Tugas Anda: Tuliskan kembali tanpa perubahan sebagian teks tentang penjajahan Inggris dan Perancis di wilayah Arab, mulai dari kata-kata yang memuat "Negara-negara yang diduga" dan berhenti setelah "Eufrat dan Tigris.".

----- Teks Bacaan

Perancis tak kalah pintarnya dari Inggris dalam menerapkan teori devide and rule,
teori keseimbangan kekuatan dan menanam bom-bom waktu di wilayah jajahannya. Wilayah
Lavant yang dimandatnya dipecah menjadi 4 buah negeri yaitu Libanon Besar, Damaskus,
Aleppo, dan alawi, yang satu sama lainnya dibuat saling bertentangan walaupun tetap dipegang
oleh Perancis. Dari keempat negeri itu, Libanonlah yang terbesar sehingga dinamakan Libanon
Besar. Perancis punya harapan karena Libanon banyak dihuni orang-orang KristenMaronit yang
memang mengabdi kepada Perancis, maka Libanon akan loyak pada Perancis. Pada tahun 1922,
ketiga negeri yang telah dipisah disatukan kembali dalam suatu federasi yang diberi nama
federasi Suriah.
Apa yang dilakukan Inggris, Perancis, dan kemudian Amerika mendukung Israel telah
meninggalkan luka yang sangat dalam di hati para nasionalis Arab. Sejak awal abad XX, mereka
menghembus-hembuskan nasionalisme Arab agar mereka melepaskan diri dari Turki. Agar orang
arab mau menerima kedatangan mereka, maka pada tanggal 8 November 1918, Inggris dan
Perancis mengeluarkan pernyataan bahwa tujuan militer mereka di dunia Arab untuk
membebaskan arab dari tindasan Turki. Setelah mereka datang dan diterima, ternyata apa yang
mereka lakukan sama seperti semua penjajah.
Inggris dan Perancis sangat lihai dalam membuat peta baru bagi wilayah Arab.
Negara-negara yang diduga berpotensi menjadi kuat dijadikan negeri yang dikepung oleh
daratan, yang akan menjadi kendala bagi laju perkembangan ekonominya. Begitulah peta yang
dibuat Perancis untuk Suriah dan peta Iraq yang dibuat oleh Inggris. Garis air peta Iraq hanyalah
pertemuan muara-muara sunagi Eufrat dan Tigris.

----------
----- Cuplikan Data

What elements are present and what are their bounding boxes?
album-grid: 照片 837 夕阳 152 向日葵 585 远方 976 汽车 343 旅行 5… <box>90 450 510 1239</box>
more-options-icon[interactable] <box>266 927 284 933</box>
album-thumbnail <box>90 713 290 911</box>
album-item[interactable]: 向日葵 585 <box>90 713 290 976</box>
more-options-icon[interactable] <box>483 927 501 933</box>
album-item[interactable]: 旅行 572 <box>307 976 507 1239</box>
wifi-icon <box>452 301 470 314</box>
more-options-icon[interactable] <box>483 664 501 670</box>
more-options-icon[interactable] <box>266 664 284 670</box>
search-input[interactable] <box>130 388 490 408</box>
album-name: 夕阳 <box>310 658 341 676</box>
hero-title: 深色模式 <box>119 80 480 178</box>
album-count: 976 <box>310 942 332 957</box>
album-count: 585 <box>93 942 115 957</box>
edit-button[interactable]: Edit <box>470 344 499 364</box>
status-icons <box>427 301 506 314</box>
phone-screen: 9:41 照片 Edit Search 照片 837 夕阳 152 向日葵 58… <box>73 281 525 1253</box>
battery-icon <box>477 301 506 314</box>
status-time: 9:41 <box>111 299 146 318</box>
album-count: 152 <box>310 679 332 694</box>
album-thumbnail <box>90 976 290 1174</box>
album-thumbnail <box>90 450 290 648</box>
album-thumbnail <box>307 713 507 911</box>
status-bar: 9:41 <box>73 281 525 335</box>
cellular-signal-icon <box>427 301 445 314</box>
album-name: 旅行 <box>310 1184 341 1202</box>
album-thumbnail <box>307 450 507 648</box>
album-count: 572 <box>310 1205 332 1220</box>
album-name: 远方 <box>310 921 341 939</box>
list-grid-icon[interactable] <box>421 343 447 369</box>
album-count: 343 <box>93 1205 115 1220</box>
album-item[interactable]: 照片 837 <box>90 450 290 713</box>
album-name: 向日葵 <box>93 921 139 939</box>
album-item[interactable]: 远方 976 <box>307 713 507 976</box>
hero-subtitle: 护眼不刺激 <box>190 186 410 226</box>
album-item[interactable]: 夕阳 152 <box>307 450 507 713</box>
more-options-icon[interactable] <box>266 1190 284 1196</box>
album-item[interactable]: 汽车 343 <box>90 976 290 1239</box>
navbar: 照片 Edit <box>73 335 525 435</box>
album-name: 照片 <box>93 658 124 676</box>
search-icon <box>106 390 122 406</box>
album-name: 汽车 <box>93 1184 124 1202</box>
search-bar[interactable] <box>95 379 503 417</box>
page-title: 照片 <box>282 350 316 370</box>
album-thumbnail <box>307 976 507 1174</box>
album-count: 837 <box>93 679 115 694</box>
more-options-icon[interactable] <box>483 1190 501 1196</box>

----------

Jawaban Tertulis:
Negara-negara yang diduga berpotensi menjadi kuat dijadikan negeri yang dikepung oleh
daratan, yang akan menjadi kendala bagi laju perkembangan ekonominya. Begitulah peta yang
dibuat Perancis untuk Suriah dan peta Iraq yang dibuat oleh Inggris. Garis air peta Iraq hanyalah
pertemuan muara-muara sunagi Eufrat dan Tigris.